[Dataset entries on figures]
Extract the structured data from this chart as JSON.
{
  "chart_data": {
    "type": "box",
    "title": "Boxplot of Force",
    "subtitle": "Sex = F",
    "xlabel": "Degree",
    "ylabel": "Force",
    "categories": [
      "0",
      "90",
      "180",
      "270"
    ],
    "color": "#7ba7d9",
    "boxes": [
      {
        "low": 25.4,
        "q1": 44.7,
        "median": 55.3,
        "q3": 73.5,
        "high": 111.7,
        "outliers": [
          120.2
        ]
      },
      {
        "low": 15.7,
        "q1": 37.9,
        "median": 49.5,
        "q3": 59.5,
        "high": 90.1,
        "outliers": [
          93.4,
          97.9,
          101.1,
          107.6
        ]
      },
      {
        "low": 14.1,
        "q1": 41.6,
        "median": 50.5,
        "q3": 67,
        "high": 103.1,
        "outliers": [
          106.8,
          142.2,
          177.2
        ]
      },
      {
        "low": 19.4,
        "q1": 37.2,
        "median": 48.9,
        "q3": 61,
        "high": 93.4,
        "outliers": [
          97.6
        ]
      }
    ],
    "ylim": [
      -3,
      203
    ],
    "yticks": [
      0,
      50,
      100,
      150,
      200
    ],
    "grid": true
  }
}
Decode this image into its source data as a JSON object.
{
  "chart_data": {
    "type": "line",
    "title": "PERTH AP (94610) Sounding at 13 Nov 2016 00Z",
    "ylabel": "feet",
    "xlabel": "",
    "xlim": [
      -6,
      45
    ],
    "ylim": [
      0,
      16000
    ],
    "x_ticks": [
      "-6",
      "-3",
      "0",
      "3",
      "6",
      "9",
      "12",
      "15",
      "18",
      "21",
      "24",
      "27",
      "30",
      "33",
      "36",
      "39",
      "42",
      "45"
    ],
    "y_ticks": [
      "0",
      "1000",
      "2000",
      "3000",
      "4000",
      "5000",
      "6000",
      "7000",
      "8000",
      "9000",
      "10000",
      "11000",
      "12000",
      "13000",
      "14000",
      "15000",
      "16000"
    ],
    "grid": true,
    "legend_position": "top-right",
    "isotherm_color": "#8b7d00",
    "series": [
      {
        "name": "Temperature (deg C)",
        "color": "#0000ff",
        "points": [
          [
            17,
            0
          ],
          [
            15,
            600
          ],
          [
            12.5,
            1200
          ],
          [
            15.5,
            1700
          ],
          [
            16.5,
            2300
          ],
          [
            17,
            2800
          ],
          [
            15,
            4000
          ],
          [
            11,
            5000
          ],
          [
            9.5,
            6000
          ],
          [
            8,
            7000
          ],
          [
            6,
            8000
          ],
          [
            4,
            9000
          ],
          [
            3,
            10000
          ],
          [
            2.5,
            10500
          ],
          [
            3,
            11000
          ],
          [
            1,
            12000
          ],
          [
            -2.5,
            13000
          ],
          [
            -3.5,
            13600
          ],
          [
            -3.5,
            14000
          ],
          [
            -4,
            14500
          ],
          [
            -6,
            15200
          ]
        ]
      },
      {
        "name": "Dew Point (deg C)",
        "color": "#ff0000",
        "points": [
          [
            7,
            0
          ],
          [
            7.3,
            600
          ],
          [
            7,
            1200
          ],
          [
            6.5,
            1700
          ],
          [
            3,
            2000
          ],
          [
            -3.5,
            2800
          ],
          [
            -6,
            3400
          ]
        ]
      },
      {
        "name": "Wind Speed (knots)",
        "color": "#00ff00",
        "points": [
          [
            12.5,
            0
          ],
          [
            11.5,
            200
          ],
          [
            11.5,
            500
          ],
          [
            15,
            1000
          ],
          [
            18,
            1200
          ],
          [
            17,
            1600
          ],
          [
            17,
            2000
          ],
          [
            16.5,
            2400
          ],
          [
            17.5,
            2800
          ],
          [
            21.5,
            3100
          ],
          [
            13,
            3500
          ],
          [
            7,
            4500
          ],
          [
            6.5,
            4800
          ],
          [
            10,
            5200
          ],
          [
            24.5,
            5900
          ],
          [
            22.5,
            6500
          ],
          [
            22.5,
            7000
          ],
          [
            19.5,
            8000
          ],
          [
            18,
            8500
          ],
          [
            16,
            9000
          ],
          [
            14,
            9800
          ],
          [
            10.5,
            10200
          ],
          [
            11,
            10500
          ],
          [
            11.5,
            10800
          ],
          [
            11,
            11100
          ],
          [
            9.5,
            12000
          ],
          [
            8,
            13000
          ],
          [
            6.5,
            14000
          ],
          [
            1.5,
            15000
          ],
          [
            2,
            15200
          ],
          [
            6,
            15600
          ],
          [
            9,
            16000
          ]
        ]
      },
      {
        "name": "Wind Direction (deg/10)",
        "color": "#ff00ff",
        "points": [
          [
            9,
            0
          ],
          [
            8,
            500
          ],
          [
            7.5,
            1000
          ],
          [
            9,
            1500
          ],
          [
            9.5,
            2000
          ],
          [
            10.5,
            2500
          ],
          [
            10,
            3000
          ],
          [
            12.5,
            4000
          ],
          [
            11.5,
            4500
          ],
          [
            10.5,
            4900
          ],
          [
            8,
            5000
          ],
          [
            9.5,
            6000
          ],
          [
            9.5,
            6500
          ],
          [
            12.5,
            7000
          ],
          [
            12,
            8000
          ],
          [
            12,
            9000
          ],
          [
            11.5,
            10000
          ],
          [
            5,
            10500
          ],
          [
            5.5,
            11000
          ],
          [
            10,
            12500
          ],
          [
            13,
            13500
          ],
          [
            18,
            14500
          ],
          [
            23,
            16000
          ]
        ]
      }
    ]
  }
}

◆ EXERCISE TASK: Determine how many of the lines above hold the word "high", and output that number by itself.

◆ RESPONSE: 4